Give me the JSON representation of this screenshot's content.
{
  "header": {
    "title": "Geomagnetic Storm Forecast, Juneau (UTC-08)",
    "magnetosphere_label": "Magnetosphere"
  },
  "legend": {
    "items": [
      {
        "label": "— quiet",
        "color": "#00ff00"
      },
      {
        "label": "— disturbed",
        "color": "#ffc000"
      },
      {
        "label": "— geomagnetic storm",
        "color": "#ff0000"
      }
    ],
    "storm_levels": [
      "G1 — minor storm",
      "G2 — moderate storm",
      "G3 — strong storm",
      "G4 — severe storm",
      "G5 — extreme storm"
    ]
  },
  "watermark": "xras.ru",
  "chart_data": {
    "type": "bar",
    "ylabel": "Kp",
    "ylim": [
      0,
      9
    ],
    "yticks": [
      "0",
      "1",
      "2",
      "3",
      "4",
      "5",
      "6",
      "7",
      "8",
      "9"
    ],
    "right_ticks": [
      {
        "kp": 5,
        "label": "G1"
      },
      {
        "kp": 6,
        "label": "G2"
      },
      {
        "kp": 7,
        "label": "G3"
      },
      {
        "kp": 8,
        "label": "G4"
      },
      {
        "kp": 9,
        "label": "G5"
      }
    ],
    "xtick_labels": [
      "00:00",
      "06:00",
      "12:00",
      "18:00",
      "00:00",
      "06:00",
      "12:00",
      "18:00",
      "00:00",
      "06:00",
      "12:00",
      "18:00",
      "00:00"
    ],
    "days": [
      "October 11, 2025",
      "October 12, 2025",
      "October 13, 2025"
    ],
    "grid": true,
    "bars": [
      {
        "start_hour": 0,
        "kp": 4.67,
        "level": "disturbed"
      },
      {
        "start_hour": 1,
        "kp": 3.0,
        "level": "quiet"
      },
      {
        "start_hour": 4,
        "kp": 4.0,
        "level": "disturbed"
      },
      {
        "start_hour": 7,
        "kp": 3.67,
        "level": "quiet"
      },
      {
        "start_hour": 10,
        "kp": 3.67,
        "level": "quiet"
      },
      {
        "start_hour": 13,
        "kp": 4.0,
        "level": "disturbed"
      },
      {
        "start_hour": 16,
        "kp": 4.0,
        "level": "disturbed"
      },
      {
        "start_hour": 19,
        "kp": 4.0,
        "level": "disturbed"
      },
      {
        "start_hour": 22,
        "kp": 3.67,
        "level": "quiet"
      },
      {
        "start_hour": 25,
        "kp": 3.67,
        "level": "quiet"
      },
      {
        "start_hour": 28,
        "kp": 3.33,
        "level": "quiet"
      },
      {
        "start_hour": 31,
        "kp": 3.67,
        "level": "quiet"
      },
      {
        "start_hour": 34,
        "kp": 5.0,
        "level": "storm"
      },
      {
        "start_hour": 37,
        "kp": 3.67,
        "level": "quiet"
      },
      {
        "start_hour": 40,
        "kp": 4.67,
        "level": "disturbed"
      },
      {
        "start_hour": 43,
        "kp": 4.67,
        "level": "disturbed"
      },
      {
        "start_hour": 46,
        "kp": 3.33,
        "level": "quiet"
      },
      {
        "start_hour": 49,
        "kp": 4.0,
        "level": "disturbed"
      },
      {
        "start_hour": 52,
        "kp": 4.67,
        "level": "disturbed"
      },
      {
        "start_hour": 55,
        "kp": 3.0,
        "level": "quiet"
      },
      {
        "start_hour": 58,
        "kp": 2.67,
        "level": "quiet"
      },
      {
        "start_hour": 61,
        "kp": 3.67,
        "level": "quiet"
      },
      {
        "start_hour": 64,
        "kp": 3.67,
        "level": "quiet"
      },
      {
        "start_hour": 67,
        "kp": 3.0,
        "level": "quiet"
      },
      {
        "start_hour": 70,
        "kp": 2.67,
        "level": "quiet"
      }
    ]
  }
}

#####

**TASK TO CARRY OUT:** Using the listing, collect all lines in which the string "October" is found.

**EXERCISE RESULT:**
      "October 11, 2025",
      "October 12, 2025",
      "October 13, 2025"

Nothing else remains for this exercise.